Es ist ein moralisches Dilemma. Einerseits ist man angehalten, stets die Wahrheit zu sagen, andererseits könnte diese Wahrheit den »sozialen Frieden« gefährden. Also muss man einen Weg durch dieses Dilemma finden. So war es neulich beim Kiddusch, als eine Frau mich ansprach. Schon die Eröffnung »Wie geht es Ihnen?« mit gleichzeitiger Besetzung des Nachbarstuhls deutete darauf hin, dass sie eigentlich über sich selbst reden wollte. Ich war also geneigt zu sagen: »Gut!« – um mich dann schnell über das Essen herzumachen. Doch dummerweise sagte ich: »Vielen Dank, wie geht es Ihnen?« Gesellschaftliche Konventionen sehen das so vor.
»Erinnern Sie sich an meine Tochter?«, fragte mich die Frau. Ich wollte antworten: »Natürlich, auffälliger gekleidet als sie ging niemand aus dem Haus.« Doch ich antwortete pflichtbewusst: »Ja, sie war lange nicht mehr hier« – wobei ich sie, wenn ich es mir genau überlegte, noch nie in der Synagoge gesehen habe. Aber auch diese Zusatzinformation behielt ich für mich. »Wissen Sie, sie hat gerade die Universität beendet. Sie hat einen tollen Abschluss.« Woraufhin ich mich sagen hörte: »Darauf können Sie mächtig stolz sein. Alles Gute für Ihre Tochter!« Aber eigentlich meine ich, dass mich das überhaupt nicht interessiert, weil sowohl Mutter als auch Tochter sonst nie mit mir sprechen. »Ja und jetzt macht sie Karriere an der Universität.« Wieder setzte ich hinzu: »Das ist schön.« »Ja, sie hat in Deutschland geheiratet und zieht mit ihrem Mann in die USA.« Wieder nickte ich, zog die Augenbrauen hoch und sagte: »Wirklich?!«
Früher hatte ich mal einen Arbeitskollegen, von dem alle wussten, wenn er im Verlauf einer Unterhaltung »Wirklich?!« sagte, dann hatte er sich geistig aus der Konversation verabschiedet. Ähnlich war es jetzt auch bei mir. Ich sah dem Ende des Gesprächs entgegen. Das war natürlich unhöflich, aber mir nicht anzumerken. »Alles Gute!«, schob ich hinterher – ein perfekter Abschluss für ein Gespräch. Diese zwei Worte sind ein ungemein praktisches und international anerkanntes Gesprächsende.

EINTRÄGE IM DATENSATZ
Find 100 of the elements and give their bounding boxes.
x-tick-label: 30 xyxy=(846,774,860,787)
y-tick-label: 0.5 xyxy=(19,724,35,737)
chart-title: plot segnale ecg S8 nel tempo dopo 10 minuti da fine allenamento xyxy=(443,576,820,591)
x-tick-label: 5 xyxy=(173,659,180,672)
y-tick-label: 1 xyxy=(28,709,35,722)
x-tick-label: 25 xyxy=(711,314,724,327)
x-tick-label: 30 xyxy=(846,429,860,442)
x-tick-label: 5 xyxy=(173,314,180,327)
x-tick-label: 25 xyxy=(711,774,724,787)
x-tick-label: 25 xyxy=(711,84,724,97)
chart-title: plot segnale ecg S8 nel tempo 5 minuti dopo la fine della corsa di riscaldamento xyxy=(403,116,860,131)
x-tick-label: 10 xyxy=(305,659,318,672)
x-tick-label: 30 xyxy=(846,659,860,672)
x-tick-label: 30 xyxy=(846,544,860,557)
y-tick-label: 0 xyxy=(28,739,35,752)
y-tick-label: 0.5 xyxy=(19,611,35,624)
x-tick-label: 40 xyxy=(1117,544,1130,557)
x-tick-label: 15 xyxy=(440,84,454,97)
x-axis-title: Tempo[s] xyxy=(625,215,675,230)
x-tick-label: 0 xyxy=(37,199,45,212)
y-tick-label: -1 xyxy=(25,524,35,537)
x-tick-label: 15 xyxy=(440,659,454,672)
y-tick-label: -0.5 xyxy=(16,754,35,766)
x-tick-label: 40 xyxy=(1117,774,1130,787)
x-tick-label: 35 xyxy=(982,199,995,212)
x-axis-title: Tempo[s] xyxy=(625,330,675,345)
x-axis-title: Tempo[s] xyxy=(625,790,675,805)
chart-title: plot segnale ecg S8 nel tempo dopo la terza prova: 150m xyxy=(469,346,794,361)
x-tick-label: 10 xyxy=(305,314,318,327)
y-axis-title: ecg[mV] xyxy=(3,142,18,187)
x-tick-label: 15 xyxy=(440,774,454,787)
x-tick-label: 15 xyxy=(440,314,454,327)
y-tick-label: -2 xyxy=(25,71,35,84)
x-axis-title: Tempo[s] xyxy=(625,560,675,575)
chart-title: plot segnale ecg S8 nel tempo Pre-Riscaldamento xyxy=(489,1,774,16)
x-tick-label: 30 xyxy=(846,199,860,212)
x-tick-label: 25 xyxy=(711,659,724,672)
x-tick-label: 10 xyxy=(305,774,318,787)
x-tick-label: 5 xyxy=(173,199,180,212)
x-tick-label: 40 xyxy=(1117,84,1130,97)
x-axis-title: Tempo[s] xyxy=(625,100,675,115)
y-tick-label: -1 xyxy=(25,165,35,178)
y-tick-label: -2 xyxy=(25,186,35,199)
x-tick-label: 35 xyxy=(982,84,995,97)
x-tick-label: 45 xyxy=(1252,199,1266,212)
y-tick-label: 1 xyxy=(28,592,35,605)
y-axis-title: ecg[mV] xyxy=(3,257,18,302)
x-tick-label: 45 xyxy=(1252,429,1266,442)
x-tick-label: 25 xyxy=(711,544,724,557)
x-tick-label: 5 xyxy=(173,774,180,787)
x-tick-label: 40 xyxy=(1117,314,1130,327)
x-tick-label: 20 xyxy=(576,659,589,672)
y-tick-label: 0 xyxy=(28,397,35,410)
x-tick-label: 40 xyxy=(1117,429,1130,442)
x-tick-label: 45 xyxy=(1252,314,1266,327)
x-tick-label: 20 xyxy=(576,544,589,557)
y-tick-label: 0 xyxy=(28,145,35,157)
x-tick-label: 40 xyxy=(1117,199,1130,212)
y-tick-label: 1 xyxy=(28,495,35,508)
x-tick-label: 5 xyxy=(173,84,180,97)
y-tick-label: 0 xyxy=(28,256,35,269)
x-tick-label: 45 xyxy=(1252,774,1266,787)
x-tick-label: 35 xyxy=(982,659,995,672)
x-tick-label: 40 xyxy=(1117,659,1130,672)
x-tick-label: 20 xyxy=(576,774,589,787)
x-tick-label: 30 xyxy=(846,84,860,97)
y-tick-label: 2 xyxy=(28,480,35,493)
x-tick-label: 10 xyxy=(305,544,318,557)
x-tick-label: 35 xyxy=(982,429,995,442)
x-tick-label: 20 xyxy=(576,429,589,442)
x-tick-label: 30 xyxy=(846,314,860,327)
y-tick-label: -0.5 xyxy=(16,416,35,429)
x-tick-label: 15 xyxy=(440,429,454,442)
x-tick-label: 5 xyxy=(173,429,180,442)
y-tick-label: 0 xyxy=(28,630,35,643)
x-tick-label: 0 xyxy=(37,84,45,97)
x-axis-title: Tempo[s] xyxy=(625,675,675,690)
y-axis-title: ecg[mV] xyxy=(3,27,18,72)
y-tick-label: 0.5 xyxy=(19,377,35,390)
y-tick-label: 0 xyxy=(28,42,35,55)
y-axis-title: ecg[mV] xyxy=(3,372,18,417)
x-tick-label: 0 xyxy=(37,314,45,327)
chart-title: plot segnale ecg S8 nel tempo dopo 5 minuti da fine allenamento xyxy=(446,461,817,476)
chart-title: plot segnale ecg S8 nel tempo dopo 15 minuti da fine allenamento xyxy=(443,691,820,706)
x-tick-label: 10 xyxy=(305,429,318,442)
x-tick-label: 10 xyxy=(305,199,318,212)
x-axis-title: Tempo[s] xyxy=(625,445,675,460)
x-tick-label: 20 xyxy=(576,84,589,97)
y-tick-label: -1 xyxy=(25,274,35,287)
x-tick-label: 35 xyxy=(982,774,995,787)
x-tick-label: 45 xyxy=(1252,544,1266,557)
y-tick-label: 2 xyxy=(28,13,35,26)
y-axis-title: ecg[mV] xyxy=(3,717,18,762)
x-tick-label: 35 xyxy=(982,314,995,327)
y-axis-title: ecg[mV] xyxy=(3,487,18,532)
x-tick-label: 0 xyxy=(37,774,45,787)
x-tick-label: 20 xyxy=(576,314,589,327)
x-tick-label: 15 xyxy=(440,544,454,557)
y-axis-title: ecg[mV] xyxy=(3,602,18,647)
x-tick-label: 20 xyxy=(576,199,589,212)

AUFGABENDETAILS
Gib aus dem Text über das Gespräch beim Kiddusch den Abschnitt wortwörtlich wieder, beginnend bei „Es ist ein moralisches“ und endend bei „das so vor.“.

SCHRIFTLICHE ANTWORT
Es ist ein moralisches Dilemma. Einerseits ist man angehalten, stets die Wahrheit zu sagen, andererseits könnte diese Wahrheit den »sozialen Frieden« gefährden. Also muss man einen Weg durch dieses Dilemma finden. So war es neulich beim Kiddusch, als eine Frau mich ansprach. Schon die Eröffnung »Wie geht es Ihnen?« mit gleichzeitiger Besetzung des Nachbarstuhls deutete darauf hin, dass sie eigentlich über sich selbst reden wollte. Ich war also geneigt zu sagen: »Gut!« – um mich dann schnell über das Essen herzumachen. Doch dummerweise sagte ich: »Vielen Dank, wie geht es Ihnen?« Gesellschaftliche Konventionen sehen das so vor.